Written request:
Copy out all lines that carry the word "GBPUSD".

Task inputs:
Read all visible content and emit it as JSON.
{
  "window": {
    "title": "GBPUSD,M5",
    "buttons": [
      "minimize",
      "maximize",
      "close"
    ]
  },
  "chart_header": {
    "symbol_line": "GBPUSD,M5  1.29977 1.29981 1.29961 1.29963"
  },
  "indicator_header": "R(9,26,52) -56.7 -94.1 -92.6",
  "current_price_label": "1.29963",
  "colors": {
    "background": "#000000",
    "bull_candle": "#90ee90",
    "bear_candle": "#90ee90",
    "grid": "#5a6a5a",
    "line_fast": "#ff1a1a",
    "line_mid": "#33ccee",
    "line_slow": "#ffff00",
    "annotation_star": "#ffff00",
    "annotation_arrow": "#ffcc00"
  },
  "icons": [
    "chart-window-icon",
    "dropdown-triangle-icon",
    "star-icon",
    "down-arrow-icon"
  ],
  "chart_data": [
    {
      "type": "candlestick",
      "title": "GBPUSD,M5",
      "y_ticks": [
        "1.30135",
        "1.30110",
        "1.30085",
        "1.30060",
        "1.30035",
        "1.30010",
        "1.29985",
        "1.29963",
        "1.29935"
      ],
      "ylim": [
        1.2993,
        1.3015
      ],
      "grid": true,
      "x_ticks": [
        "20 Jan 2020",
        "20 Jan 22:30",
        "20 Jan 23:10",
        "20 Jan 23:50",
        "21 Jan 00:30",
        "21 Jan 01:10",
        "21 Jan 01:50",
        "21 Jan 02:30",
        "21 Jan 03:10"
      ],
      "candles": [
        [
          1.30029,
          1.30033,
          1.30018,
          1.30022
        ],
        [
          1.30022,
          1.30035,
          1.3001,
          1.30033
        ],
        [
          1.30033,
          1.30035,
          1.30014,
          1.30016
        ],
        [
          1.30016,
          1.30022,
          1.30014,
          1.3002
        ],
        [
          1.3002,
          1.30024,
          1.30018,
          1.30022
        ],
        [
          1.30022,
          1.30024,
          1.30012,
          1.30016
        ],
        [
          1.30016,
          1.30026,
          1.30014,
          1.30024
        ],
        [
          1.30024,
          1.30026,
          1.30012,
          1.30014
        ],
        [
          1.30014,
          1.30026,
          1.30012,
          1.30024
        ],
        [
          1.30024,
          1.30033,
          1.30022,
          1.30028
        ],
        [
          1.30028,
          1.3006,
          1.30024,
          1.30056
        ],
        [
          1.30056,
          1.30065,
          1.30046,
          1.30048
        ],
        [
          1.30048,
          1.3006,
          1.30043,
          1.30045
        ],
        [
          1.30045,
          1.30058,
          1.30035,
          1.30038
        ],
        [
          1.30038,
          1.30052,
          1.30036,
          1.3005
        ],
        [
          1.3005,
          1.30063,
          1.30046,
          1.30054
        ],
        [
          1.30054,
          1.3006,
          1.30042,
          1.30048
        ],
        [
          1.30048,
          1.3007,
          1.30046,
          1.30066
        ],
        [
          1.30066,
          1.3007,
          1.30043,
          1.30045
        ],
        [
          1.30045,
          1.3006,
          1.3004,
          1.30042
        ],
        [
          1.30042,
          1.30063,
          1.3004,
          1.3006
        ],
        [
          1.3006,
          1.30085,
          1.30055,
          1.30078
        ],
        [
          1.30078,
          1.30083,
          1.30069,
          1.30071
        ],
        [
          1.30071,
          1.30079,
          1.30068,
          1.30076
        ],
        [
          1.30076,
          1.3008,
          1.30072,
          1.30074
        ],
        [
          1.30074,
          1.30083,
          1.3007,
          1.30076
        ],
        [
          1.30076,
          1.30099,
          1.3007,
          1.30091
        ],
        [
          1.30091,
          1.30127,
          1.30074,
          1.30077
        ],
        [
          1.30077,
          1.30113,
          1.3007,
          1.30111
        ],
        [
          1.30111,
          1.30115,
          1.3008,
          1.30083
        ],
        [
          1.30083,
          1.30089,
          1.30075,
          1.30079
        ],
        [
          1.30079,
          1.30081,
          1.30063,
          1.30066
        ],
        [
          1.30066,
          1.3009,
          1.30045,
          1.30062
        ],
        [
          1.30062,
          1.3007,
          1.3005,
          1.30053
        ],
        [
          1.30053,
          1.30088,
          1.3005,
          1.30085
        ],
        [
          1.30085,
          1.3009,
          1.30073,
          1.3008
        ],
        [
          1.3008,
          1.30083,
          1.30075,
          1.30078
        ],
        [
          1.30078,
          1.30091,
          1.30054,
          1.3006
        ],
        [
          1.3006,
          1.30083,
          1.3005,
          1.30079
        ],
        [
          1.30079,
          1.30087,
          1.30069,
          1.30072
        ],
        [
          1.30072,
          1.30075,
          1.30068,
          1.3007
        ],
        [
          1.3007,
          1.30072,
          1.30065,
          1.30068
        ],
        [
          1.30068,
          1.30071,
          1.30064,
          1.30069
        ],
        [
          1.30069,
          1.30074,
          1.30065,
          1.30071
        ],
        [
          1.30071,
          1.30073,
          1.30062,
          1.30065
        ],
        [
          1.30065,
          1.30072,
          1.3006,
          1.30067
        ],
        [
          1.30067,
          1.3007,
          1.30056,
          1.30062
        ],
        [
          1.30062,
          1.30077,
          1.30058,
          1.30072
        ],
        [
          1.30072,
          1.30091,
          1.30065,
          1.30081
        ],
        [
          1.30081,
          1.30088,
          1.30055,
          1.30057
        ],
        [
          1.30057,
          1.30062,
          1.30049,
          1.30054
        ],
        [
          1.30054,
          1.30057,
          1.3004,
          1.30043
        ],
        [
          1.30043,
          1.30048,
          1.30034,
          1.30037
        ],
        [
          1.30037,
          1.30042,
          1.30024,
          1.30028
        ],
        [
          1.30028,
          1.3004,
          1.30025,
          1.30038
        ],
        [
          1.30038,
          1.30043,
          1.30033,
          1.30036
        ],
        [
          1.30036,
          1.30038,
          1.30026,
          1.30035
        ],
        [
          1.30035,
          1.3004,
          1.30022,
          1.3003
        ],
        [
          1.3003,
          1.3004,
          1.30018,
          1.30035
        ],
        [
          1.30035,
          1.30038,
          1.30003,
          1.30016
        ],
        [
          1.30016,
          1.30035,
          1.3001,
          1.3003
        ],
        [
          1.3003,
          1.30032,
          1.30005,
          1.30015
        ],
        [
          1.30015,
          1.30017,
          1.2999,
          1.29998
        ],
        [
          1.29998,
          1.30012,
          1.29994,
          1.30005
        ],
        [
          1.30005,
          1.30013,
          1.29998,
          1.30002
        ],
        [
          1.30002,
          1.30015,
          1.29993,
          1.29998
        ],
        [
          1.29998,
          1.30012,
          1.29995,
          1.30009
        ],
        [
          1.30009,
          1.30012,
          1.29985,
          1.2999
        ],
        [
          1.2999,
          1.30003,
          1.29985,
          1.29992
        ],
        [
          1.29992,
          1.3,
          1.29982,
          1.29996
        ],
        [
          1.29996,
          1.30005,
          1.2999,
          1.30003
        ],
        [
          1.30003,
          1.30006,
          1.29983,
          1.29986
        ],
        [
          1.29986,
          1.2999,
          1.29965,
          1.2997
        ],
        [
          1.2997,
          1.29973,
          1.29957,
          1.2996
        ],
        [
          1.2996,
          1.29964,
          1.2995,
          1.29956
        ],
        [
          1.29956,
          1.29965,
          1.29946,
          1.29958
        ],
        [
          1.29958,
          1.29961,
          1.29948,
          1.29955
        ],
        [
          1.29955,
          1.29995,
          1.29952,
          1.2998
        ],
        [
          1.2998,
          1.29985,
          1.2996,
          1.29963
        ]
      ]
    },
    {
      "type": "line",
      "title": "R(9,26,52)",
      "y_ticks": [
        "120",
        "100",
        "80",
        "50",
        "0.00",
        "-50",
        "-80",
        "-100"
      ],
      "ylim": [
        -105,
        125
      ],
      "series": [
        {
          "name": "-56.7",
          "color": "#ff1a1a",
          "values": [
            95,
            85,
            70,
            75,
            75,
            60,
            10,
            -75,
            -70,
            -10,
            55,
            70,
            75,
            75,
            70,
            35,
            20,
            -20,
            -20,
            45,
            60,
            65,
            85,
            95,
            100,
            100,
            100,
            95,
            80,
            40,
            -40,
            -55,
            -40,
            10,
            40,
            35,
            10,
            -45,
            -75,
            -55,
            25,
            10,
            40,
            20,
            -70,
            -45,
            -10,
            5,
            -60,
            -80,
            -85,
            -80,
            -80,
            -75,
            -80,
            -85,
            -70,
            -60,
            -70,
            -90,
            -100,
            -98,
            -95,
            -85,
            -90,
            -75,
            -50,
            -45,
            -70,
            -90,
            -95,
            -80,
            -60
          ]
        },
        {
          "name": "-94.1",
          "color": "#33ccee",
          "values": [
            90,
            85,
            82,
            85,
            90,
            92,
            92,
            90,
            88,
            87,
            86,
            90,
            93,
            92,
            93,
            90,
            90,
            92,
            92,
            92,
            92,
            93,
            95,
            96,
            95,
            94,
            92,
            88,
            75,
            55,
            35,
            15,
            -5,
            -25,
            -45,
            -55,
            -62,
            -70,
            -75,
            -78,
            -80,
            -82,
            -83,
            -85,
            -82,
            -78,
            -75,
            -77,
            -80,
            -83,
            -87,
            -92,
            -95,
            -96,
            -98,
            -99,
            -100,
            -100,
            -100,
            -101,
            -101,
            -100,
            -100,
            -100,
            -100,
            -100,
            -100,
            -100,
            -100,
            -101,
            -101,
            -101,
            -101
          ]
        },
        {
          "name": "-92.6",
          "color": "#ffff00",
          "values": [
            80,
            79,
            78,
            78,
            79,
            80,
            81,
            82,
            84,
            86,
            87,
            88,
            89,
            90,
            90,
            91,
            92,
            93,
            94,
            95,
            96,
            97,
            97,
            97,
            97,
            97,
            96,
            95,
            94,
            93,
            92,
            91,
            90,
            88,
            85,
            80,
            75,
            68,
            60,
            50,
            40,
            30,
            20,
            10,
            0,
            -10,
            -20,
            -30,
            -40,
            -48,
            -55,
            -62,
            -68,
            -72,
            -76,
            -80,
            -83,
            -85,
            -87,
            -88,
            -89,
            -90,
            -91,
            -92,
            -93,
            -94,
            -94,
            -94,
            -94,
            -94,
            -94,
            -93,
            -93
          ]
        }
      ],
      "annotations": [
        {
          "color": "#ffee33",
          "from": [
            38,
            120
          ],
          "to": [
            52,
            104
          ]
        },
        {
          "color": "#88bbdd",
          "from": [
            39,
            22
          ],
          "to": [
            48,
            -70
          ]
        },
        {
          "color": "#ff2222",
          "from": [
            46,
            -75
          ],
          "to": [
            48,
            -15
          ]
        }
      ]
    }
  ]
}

Solution for this exercise:
    "title": "GBPUSD,M5",
    "symbol_line": "GBPUSD,M5  1.29977 1.29981 1.29961 1.29963"
      "title": "GBPUSD,M5",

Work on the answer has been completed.